» **PROBLEM DESCRIPTION**: Put the material from its beginning through the line containing "233, 544, 242]", inclusive, into a numbered list, omitting any blank lines.

» **EXCERPTED DATA**:

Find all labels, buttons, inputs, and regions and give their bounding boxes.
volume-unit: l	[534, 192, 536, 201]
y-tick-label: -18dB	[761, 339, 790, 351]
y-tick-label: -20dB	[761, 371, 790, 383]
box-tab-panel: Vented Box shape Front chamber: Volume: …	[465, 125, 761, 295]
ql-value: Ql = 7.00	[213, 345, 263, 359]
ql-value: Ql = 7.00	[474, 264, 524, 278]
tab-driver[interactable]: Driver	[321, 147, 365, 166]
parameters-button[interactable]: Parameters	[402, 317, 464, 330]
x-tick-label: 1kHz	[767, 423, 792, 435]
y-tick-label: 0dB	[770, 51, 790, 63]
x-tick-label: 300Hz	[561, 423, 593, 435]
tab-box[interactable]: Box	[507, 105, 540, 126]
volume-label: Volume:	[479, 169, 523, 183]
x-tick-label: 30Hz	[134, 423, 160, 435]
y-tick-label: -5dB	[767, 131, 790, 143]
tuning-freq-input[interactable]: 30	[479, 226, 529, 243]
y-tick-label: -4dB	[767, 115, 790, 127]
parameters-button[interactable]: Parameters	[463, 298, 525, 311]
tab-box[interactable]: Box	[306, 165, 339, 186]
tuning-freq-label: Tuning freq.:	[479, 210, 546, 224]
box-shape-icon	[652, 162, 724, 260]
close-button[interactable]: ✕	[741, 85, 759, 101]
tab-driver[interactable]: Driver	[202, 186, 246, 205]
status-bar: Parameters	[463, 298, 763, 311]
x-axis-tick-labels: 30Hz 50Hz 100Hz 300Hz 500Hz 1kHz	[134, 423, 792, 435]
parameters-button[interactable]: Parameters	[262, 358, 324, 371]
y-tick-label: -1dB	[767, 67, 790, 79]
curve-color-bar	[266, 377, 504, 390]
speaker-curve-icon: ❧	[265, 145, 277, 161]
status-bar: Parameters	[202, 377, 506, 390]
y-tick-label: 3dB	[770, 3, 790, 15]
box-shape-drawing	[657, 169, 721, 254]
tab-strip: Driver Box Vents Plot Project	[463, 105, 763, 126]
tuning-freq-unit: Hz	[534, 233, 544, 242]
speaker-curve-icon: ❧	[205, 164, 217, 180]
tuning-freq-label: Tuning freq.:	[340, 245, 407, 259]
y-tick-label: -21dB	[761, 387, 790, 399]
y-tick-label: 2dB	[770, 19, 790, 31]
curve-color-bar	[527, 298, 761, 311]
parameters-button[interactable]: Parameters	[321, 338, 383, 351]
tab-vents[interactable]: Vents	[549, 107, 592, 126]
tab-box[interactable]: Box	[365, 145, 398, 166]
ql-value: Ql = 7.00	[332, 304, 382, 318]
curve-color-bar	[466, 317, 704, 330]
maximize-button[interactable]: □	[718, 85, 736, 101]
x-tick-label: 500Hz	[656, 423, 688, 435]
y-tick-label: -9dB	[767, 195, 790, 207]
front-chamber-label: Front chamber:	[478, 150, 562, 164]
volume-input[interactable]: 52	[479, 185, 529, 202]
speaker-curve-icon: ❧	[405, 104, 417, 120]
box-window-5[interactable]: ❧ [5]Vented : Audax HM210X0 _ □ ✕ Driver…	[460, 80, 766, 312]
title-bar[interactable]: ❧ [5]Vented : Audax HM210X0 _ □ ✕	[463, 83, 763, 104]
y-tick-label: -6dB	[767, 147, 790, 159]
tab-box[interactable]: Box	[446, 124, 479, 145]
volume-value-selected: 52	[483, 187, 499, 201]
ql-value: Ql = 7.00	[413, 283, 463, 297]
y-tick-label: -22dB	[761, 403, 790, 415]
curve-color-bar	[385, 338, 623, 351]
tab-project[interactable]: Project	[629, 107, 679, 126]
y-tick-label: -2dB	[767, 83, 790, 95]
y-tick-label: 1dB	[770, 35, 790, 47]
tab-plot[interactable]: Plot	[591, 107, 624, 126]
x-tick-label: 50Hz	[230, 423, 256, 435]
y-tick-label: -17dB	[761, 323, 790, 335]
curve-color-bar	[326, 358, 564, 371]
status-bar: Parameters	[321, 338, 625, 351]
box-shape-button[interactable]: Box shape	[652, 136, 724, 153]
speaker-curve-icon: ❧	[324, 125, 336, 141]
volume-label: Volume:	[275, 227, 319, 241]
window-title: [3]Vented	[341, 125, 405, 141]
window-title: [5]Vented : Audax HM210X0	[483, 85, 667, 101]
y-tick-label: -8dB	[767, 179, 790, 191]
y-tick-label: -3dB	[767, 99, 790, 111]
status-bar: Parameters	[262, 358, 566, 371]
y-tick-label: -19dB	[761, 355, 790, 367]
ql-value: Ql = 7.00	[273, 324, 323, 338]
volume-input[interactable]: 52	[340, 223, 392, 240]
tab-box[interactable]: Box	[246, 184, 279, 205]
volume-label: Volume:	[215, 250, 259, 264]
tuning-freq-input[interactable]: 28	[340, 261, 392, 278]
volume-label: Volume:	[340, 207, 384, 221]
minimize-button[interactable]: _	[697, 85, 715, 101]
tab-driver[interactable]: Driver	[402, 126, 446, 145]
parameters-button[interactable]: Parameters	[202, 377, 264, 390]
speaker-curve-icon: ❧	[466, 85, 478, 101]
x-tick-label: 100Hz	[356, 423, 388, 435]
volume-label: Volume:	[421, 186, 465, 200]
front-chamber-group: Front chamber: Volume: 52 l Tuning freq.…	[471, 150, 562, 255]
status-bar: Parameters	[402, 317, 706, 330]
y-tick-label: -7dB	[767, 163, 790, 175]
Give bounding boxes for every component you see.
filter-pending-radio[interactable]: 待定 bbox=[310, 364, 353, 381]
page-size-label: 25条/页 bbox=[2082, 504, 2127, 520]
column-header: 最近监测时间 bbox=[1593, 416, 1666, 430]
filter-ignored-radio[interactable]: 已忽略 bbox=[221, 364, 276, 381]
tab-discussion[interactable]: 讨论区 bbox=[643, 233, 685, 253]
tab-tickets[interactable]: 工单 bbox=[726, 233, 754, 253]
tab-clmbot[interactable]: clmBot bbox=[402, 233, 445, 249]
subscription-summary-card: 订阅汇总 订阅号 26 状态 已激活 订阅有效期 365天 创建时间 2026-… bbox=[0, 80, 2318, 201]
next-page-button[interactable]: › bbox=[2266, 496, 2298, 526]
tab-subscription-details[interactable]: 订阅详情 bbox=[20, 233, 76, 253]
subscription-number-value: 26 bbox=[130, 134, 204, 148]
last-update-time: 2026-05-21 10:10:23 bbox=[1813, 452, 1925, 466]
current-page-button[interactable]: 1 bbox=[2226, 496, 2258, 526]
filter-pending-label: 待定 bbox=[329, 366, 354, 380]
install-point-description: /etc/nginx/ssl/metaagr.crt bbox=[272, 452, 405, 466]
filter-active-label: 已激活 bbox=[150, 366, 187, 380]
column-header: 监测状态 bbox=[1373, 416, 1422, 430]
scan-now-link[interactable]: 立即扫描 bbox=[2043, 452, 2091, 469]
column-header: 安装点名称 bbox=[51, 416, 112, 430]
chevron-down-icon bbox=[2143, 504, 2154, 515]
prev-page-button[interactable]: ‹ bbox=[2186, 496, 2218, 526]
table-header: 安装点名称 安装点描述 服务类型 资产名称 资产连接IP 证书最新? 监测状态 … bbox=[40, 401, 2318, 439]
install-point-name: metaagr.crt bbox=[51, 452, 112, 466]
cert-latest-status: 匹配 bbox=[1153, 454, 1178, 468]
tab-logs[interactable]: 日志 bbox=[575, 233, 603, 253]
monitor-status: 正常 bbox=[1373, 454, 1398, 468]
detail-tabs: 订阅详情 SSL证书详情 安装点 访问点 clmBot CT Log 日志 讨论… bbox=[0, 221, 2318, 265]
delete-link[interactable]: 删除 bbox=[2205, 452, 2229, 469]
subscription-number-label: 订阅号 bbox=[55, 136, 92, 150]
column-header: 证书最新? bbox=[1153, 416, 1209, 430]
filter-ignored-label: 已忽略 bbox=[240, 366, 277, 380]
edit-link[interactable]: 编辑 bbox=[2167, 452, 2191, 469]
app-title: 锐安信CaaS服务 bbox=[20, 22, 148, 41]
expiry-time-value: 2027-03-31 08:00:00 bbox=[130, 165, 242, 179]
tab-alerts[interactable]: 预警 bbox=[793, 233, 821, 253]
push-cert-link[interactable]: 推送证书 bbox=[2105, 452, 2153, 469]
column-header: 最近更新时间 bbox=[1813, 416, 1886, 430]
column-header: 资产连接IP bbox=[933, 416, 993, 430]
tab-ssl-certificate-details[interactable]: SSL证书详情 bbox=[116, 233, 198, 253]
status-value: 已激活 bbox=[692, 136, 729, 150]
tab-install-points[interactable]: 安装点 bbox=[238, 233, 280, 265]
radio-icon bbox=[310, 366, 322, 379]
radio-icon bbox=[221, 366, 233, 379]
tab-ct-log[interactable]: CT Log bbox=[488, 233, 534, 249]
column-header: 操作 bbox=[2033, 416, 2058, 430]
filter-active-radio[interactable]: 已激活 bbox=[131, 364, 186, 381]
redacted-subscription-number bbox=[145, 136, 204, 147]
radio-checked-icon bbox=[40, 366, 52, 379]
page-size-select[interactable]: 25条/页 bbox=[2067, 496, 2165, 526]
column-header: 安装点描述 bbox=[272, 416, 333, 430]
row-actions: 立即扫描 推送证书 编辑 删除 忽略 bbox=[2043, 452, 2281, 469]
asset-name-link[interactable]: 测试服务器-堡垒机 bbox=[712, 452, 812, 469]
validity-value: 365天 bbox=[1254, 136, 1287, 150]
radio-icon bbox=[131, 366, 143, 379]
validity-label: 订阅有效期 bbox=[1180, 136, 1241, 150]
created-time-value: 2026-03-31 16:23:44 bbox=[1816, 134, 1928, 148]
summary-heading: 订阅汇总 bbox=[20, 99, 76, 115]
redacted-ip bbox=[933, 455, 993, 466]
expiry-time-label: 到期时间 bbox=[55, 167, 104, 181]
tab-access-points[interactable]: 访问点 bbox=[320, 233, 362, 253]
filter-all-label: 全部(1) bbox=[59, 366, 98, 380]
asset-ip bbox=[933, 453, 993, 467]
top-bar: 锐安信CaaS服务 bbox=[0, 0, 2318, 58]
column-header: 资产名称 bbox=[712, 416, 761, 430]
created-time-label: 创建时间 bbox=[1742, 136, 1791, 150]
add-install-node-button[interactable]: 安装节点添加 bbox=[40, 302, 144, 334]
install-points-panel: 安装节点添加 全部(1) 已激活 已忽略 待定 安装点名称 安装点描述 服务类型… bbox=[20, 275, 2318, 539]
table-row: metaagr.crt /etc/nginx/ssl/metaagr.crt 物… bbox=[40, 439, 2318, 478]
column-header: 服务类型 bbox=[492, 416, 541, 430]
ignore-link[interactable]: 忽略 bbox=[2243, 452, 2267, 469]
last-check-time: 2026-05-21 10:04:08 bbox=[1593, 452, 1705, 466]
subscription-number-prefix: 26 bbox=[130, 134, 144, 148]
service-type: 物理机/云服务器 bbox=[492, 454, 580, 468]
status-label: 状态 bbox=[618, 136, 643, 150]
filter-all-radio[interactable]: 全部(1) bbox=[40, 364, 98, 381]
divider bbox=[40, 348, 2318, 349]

» **THE RESPONSE**:
1. Find all labels, buttons, inputs, and regions and give their bounding boxes.
2. volume-unit: l	[534, 192, 536, 201]
3. y-tick-label: -18dB	[761, 339, 790, 351]
4. y-tick-label: -20dB	[761, 371, 790, 383]
5. box-tab-panel: Vented Box shape Front chamber: Volume: …	[465, 125, 761, 295]
6. ql-value: Ql = 7.00	[213, 345, 263, 359]
7. ql-value: Ql = 7.00	[474, 264, 524, 278]
8. tab-driver[interactable]: Driver	[321, 147, 365, 166]
9. parameters-button[interactable]: Parameters	[402, 317, 464, 330]
10. x-tick-label: 1kHz	[767, 423, 792, 435]
11. y-tick-label: 0dB	[770, 51, 790, 63]
12. x-tick-label: 300Hz	[561, 423, 593, 435]
13. tab-box[interactable]: Box	[507, 105, 540, 126]
14. volume-label: Volume:	[479, 169, 523, 183]
15. x-tick-label: 30Hz	[134, 423, 160, 435]
16. y-tick-label: -5dB	[767, 131, 790, 143]
17. tuning-freq-input[interactable]: 30	[479, 226, 529, 243]
18. y-tick-label: -4dB	[767, 115, 790, 127]
19. parameters-button[interactable]: Parameters	[463, 298, 525, 311]
20. tab-box[interactable]: Box	[306, 165, 339, 186]
21. tuning-freq-label: Tuning freq.:	[479, 210, 546, 224]
22. box-shape-icon	[652, 162, 724, 260]
23. close-button[interactable]: ✕	[741, 85, 759, 101]
24. tab-driver[interactable]: Driver	[202, 186, 246, 205]
25. status-bar: Parameters	[463, 298, 763, 311]
26. x-axis-tick-labels: 30Hz 50Hz 100Hz 300Hz 500Hz 1kHz	[134, 423, 792, 435]
27. parameters-button[interactable]: Parameters	[262, 358, 324, 371]
28. y-tick-label: -1dB	[767, 67, 790, 79]
29. curve-color-bar	[266, 377, 504, 390]
30. speaker-curve-icon: ❧	[265, 145, 277, 161]
31. status-bar: Parameters	[202, 377, 506, 390]
32. y-tick-label: 3dB	[770, 3, 790, 15]
33. box-shape-drawing	[657, 169, 721, 254]
34. tab-strip: Driver Box Vents Plot Project	[463, 105, 763, 126]
35. tuning-freq-unit: Hz	[534, 233, 544, 242]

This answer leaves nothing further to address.